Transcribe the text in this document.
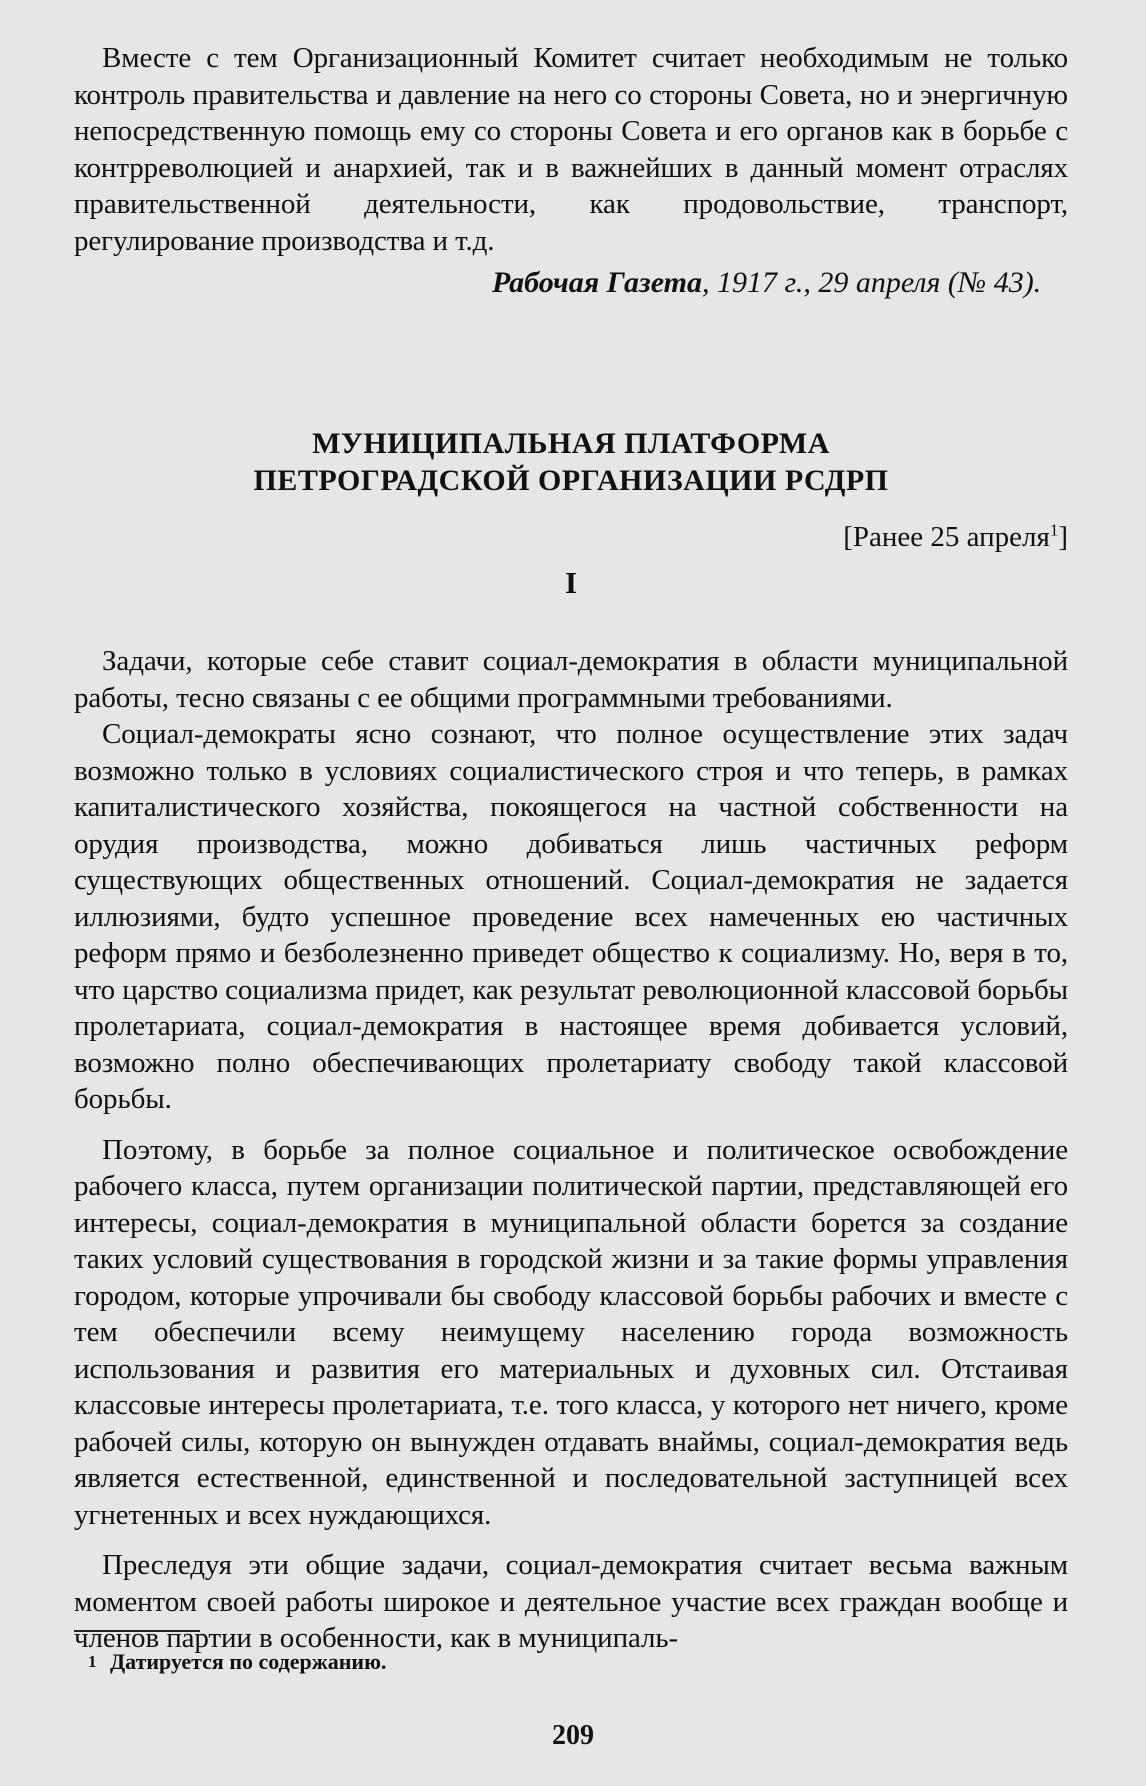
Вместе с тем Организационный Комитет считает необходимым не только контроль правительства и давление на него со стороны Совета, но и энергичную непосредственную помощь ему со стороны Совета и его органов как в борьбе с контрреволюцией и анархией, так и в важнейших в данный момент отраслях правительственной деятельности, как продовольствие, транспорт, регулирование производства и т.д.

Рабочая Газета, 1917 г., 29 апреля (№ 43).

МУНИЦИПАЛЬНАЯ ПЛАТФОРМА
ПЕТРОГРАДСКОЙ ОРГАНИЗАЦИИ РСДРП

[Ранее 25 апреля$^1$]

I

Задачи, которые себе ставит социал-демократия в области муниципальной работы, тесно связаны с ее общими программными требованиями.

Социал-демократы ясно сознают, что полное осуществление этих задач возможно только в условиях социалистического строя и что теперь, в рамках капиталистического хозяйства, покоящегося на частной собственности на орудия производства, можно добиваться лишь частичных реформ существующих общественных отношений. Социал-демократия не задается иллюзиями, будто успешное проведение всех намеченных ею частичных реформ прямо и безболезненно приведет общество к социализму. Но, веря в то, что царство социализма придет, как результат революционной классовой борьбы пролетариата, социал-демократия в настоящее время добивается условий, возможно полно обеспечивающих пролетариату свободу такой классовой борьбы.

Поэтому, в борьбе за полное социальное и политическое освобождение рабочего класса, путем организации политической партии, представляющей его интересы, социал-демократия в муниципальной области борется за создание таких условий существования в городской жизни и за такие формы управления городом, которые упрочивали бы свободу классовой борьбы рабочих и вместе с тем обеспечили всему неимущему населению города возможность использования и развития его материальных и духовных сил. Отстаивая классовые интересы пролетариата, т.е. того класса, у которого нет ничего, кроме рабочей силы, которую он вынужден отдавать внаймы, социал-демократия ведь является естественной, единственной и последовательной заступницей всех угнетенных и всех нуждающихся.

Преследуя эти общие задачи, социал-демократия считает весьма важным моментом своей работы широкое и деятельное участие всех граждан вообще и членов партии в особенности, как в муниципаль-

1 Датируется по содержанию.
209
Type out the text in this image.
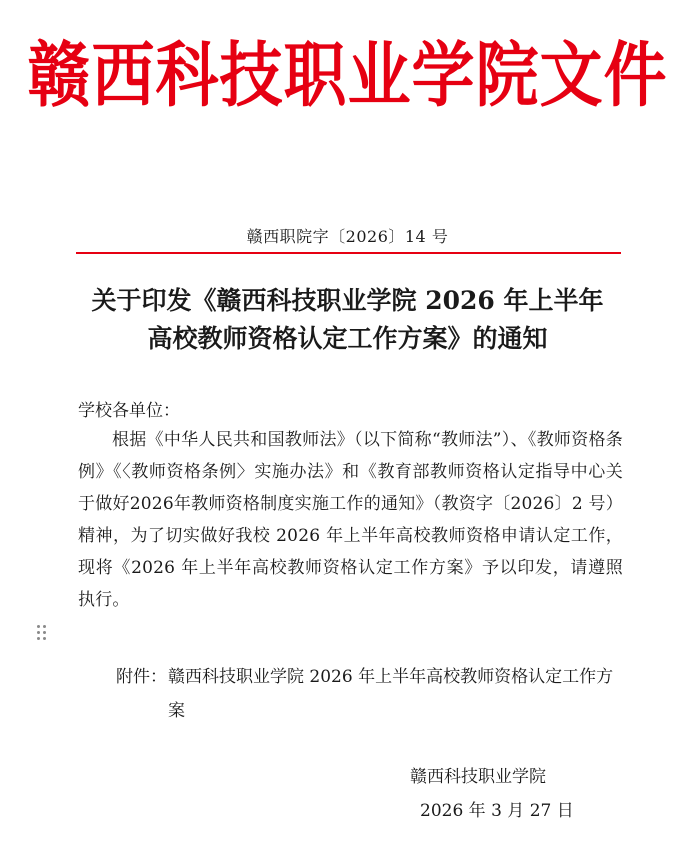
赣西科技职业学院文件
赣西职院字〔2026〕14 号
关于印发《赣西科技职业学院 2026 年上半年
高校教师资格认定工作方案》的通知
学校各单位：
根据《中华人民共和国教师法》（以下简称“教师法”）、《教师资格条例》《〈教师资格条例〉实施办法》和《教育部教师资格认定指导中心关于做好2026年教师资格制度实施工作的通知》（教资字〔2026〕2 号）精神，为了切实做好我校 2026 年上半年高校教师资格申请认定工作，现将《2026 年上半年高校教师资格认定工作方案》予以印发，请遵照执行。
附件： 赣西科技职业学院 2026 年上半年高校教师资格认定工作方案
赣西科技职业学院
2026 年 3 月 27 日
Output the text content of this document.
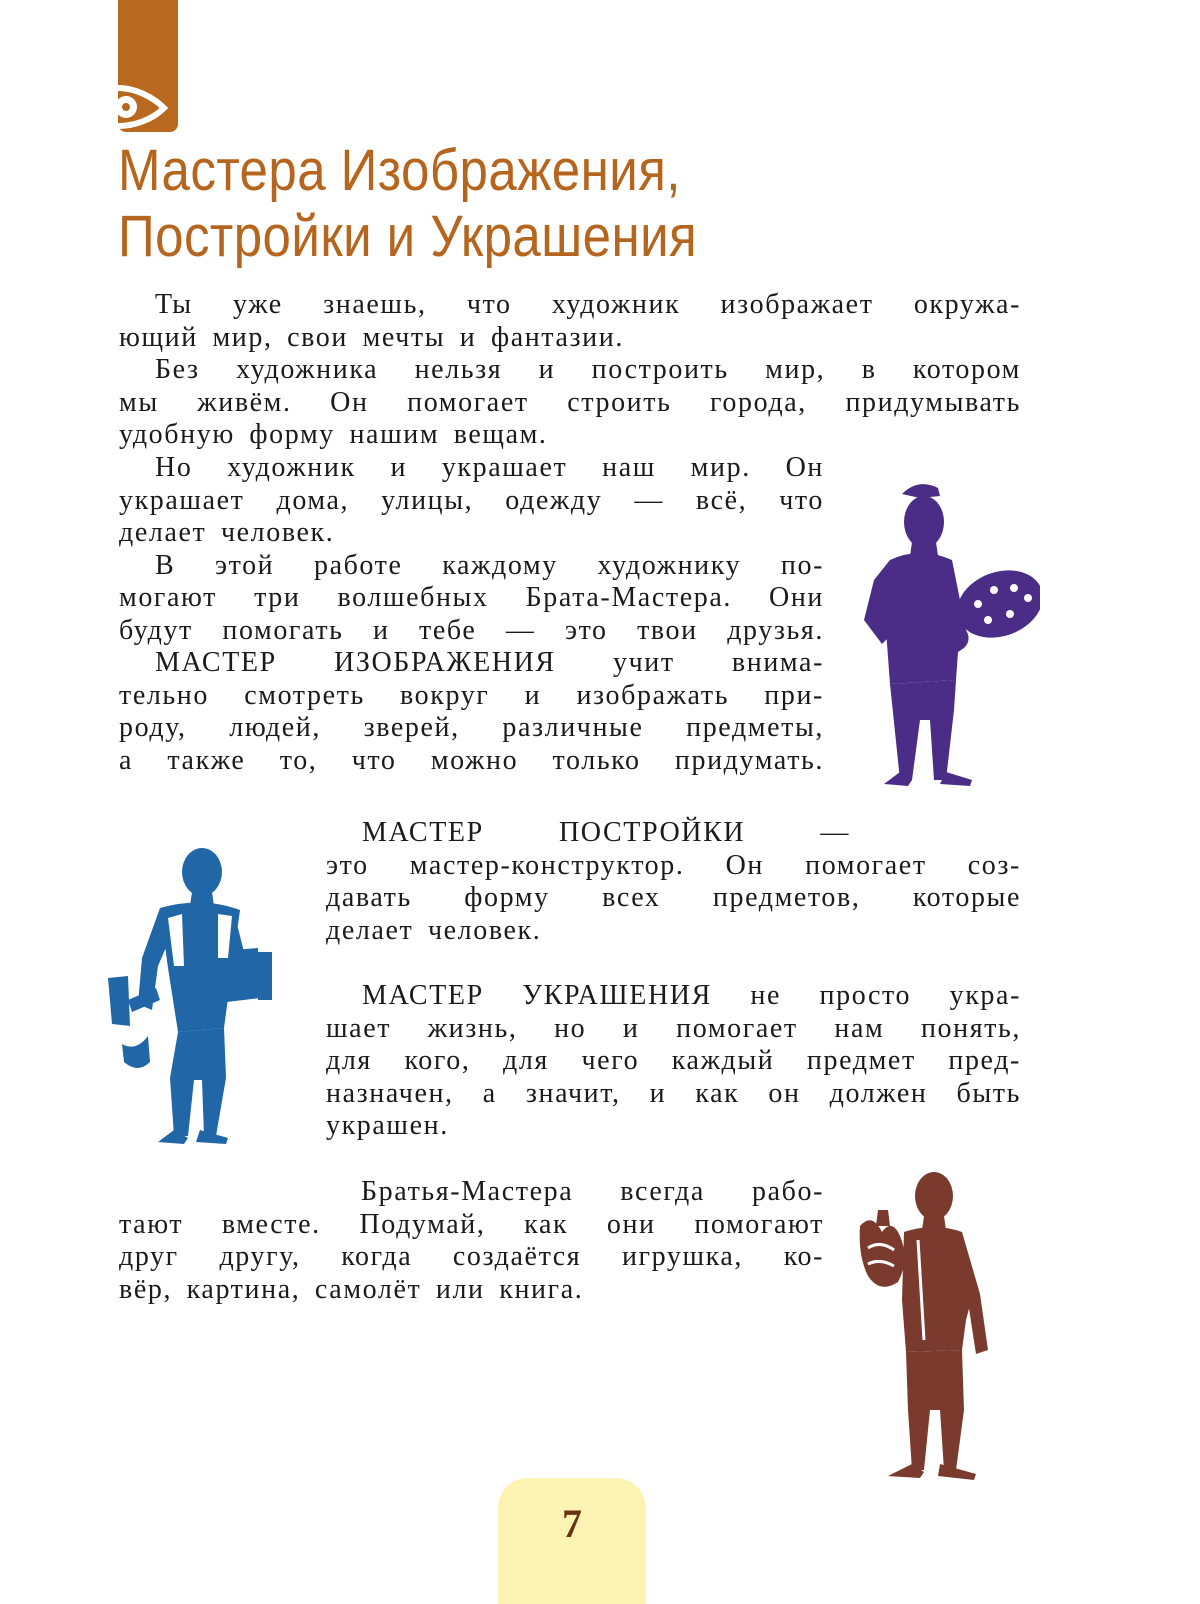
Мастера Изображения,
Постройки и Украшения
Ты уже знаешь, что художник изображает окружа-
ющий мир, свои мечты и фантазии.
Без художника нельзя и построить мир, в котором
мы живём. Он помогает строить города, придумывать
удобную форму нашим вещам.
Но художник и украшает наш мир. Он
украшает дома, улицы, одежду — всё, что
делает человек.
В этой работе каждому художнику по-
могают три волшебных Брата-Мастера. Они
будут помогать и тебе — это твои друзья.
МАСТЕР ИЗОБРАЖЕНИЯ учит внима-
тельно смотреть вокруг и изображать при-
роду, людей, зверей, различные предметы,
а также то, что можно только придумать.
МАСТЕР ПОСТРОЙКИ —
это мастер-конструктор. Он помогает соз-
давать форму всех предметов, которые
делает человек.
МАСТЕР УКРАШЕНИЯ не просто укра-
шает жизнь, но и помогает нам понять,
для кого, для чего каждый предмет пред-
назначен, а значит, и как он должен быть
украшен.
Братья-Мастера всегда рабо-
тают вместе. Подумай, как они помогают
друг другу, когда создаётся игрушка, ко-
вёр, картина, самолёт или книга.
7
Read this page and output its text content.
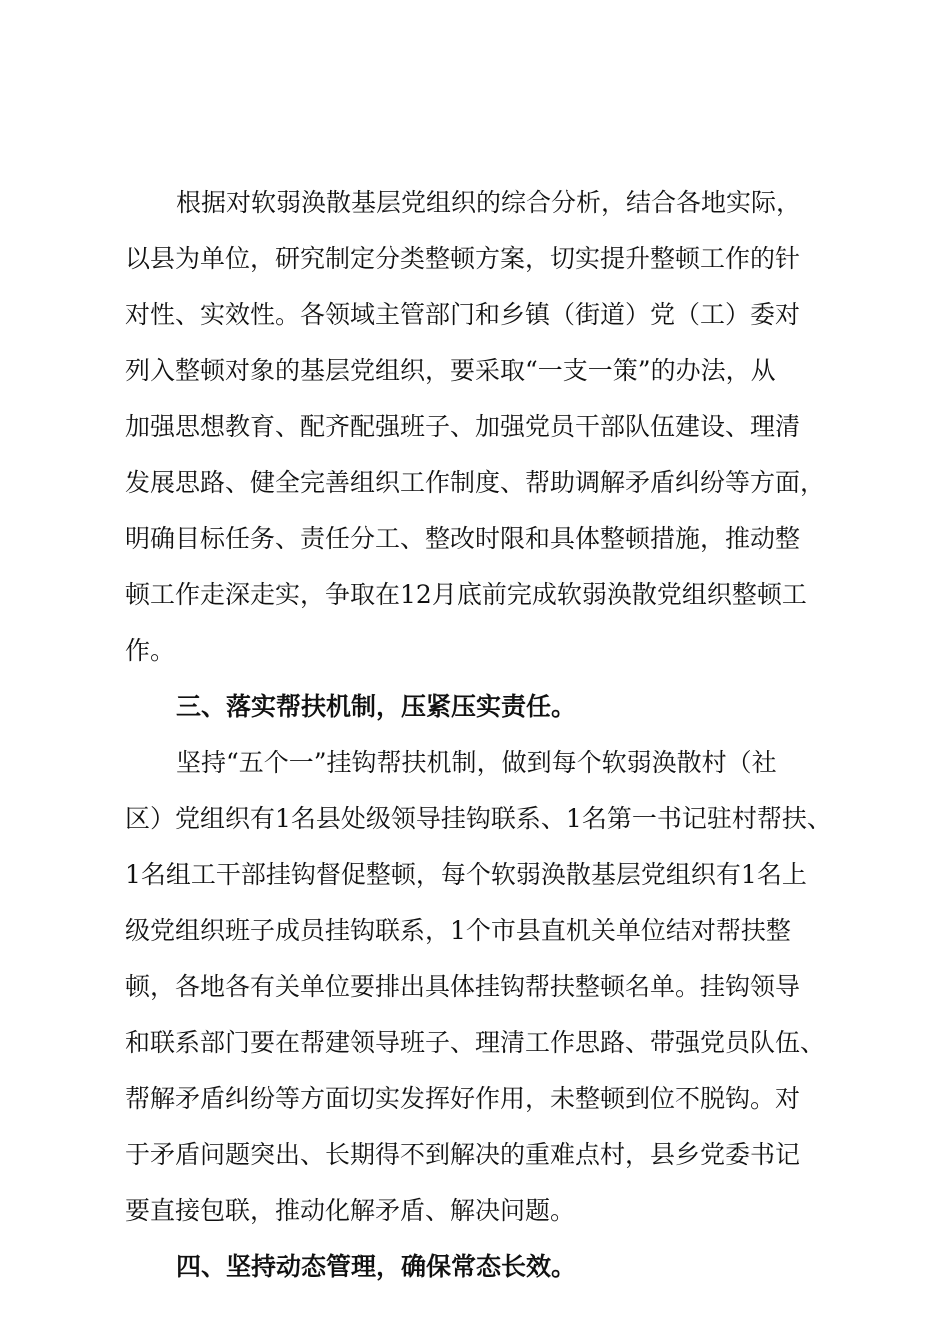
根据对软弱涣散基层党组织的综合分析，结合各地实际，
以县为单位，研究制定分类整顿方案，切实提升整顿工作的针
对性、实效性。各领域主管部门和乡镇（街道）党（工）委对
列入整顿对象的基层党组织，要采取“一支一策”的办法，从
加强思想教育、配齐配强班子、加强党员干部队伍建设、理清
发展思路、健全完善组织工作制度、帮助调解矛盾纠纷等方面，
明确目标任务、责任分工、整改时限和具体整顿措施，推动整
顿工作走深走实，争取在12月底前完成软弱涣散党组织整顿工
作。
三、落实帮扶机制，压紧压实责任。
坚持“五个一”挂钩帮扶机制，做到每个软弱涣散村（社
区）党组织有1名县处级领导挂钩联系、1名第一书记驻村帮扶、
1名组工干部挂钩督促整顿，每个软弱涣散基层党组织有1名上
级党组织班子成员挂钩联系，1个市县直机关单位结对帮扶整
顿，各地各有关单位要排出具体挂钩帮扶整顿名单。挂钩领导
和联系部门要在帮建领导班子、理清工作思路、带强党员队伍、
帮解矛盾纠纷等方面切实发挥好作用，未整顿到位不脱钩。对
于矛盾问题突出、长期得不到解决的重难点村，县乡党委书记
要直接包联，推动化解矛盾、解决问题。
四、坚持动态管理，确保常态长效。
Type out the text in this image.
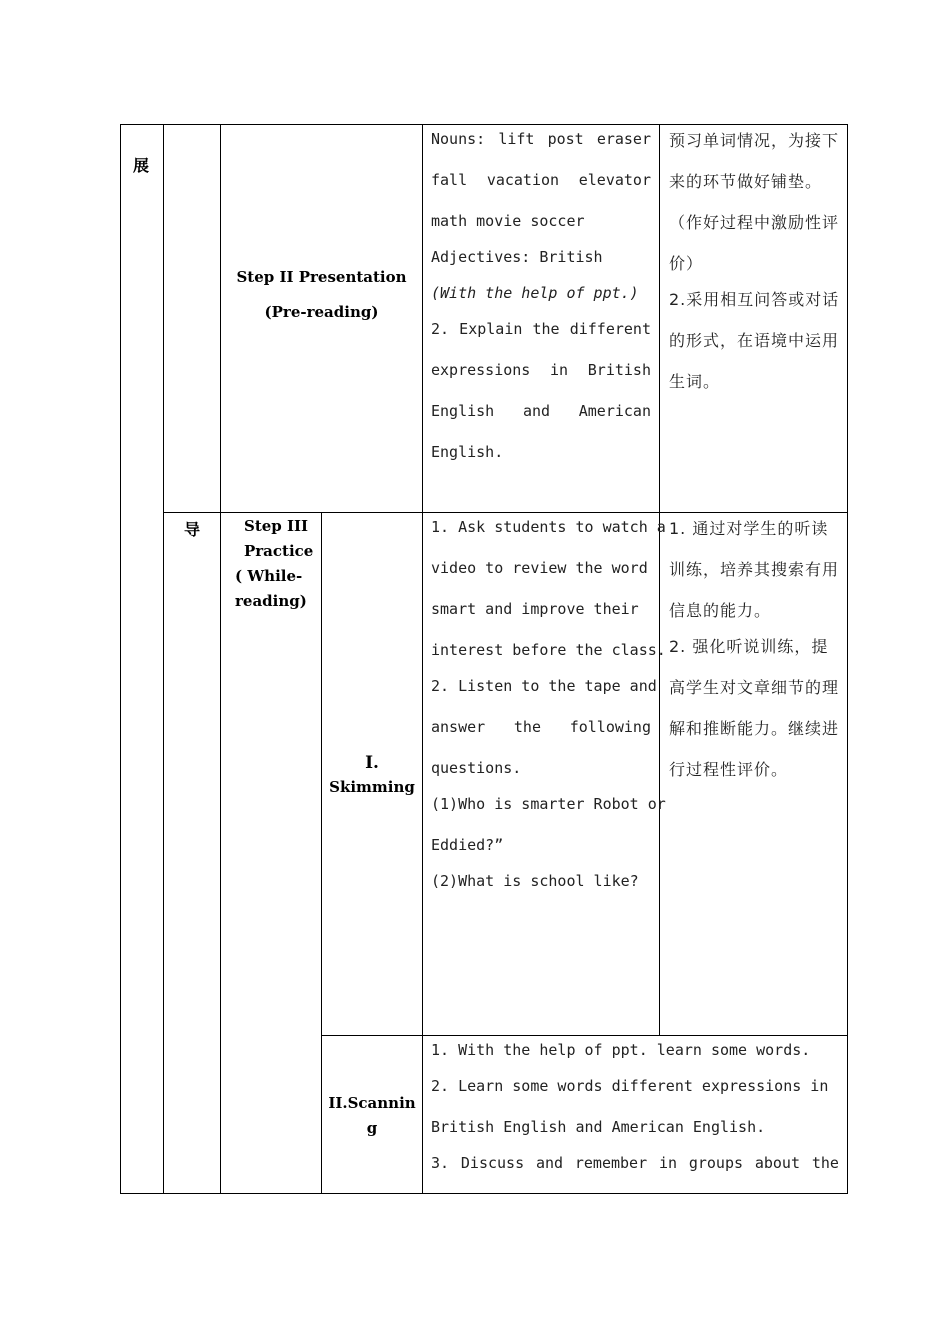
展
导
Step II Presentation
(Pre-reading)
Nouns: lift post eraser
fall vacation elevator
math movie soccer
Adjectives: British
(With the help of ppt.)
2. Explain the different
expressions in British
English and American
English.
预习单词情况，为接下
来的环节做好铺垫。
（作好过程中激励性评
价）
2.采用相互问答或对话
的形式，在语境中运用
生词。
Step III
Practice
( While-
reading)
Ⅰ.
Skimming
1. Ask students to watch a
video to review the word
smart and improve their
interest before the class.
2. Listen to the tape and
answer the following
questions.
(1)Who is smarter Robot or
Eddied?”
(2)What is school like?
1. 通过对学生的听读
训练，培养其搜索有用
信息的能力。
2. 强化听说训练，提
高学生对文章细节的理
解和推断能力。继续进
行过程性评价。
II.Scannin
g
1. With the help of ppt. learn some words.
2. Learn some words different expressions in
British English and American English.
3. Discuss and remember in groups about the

What to work on: Return each line in the records that holds the string "With".

Task output:
(With the help of ppt.)
1. With the help of ppt. learn some words.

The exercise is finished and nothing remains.